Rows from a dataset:
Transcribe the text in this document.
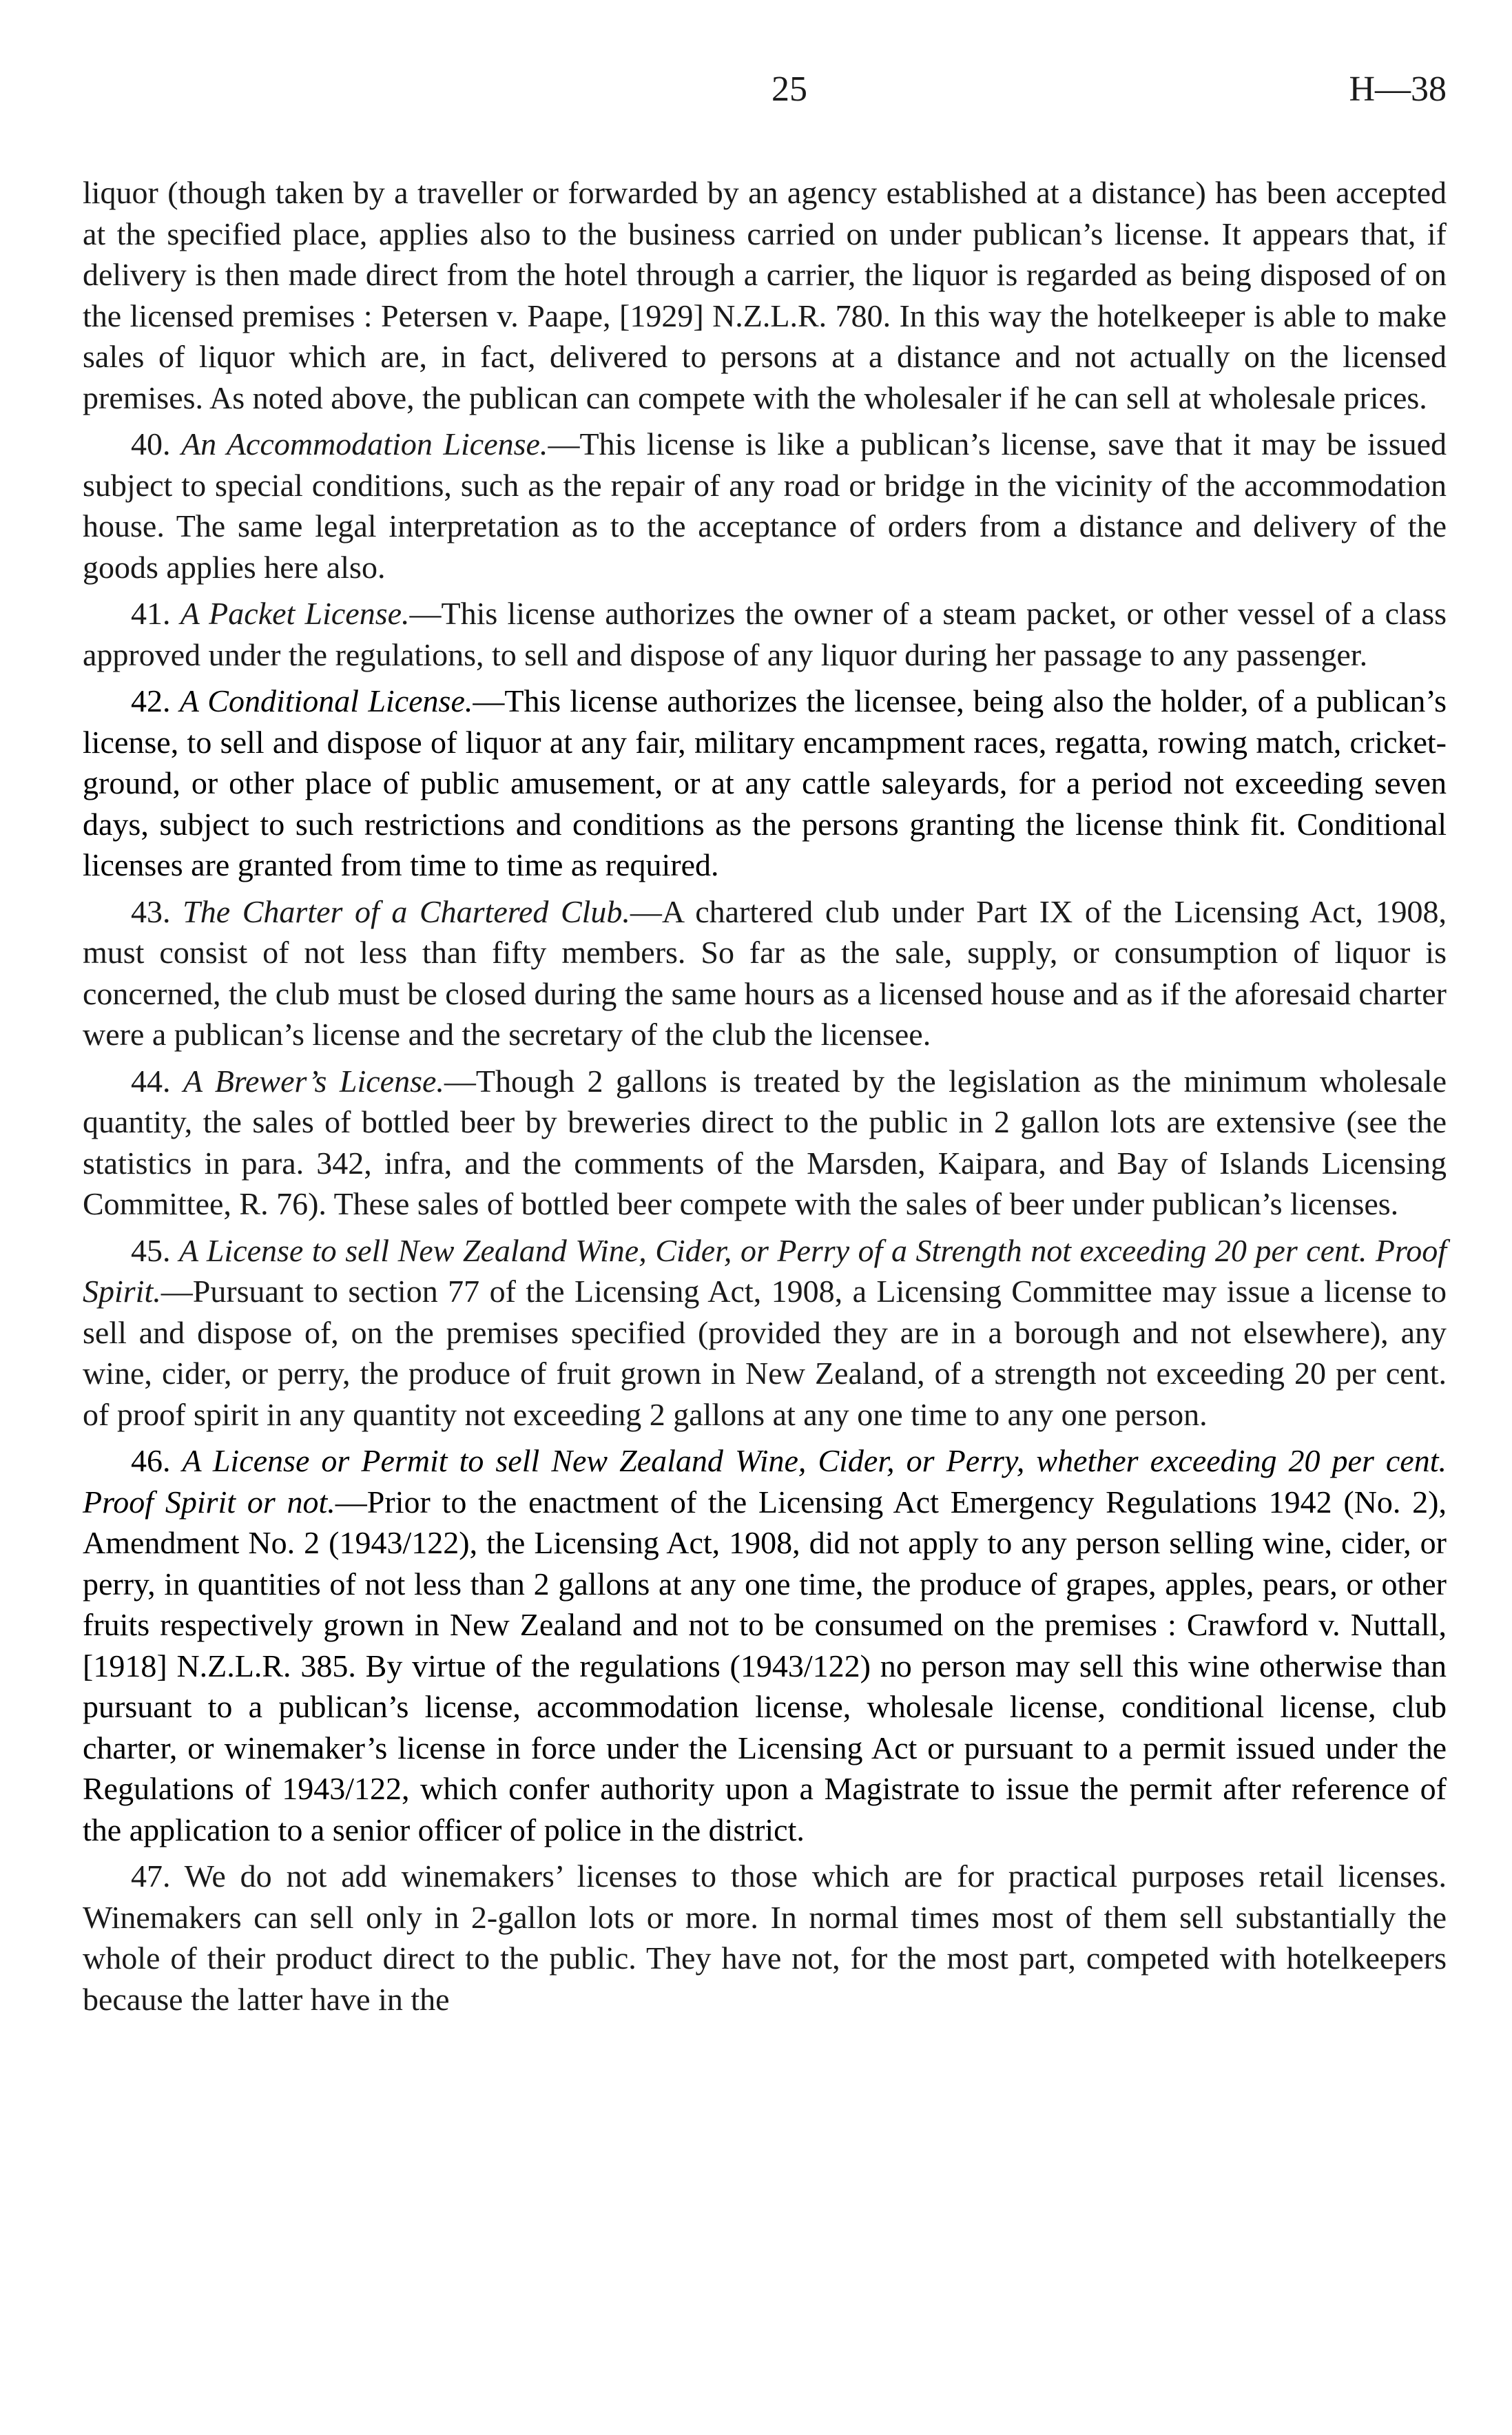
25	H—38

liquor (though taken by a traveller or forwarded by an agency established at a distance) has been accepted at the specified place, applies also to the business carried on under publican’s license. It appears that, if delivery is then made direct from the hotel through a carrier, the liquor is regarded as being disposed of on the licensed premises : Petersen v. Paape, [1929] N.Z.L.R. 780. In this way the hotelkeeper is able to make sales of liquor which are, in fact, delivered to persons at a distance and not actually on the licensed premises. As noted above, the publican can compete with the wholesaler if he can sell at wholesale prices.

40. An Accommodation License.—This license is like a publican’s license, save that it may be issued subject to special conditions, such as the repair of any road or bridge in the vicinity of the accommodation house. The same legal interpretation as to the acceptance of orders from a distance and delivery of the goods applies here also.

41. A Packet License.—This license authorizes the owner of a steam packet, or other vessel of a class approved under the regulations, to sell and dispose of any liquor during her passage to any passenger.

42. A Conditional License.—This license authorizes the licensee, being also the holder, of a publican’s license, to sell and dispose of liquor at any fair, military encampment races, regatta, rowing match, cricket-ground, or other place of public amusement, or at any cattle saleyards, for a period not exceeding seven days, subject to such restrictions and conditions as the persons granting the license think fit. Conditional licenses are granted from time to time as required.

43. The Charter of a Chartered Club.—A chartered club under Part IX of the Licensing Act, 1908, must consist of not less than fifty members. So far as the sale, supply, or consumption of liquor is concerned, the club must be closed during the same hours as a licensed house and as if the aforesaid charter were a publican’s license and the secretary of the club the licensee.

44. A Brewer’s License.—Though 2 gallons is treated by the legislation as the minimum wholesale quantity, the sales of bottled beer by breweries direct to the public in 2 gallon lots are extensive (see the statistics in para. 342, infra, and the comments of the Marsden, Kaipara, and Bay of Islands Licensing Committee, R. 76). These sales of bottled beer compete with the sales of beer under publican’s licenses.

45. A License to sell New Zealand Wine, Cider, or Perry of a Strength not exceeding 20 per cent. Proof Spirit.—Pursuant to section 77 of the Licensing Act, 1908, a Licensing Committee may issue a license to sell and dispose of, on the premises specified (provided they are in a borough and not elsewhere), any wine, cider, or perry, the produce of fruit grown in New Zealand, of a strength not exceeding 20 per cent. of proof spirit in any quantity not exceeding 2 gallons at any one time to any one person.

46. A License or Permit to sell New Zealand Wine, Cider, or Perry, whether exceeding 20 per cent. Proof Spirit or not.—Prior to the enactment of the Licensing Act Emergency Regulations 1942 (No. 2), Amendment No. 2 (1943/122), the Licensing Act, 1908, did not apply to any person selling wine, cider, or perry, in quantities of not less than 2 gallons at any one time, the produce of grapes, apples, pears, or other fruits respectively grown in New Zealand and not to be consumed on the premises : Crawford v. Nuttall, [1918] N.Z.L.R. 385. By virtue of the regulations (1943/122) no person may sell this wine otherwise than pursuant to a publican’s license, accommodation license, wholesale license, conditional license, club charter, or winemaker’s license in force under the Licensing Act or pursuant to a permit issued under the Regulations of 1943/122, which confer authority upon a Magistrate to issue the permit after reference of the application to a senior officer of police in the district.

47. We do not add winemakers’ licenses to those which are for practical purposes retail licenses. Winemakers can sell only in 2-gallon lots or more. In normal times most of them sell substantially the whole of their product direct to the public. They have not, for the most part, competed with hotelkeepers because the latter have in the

* Stated goal *
Collect every line with the string "Perry" from the records, and copy each.

* Answer to the task *
45. A License to sell New Zealand Wine, Cider, or Perry of a Strength not exceeding 20 per cent. Proof Spirit.—Pursuant to section 77 of the Licensing Act, 1908, a Licensing Committee may issue a license to sell and dispose of, on the premises specified (provided they are in a borough and not elsewhere), any wine, cider, or perry, the produce of fruit grown in New Zealand, of a strength not exceeding 20 per cent. of proof spirit in any quantity not exceeding 2 gallons at any one time to any one person.
46. A License or Permit to sell New Zealand Wine, Cider, or Perry, whether exceeding 20 per cent. Proof Spirit or not.—Prior to the enactment of the Licensing Act Emergency Regulations 1942 (No. 2), Amendment No. 2 (1943/122), the Licensing Act, 1908, did not apply to any person selling wine, cider, or perry, in quantities of not less than 2 gallons at any one time, the produce of grapes, apples, pears, or other fruits respectively grown in New Zealand and not to be consumed on the premises : Crawford v. Nuttall, [1918] N.Z.L.R. 385. By virtue of the regulations (1943/122) no person may sell this wine otherwise than pursuant to a publican’s license, accommodation license, wholesale license, conditional license, club charter, or winemaker’s license in force under the Licensing Act or pursuant to a permit issued under the Regulations of 1943/122, which confer authority upon a Magistrate to issue the permit after reference of the application to a senior officer of police in the district.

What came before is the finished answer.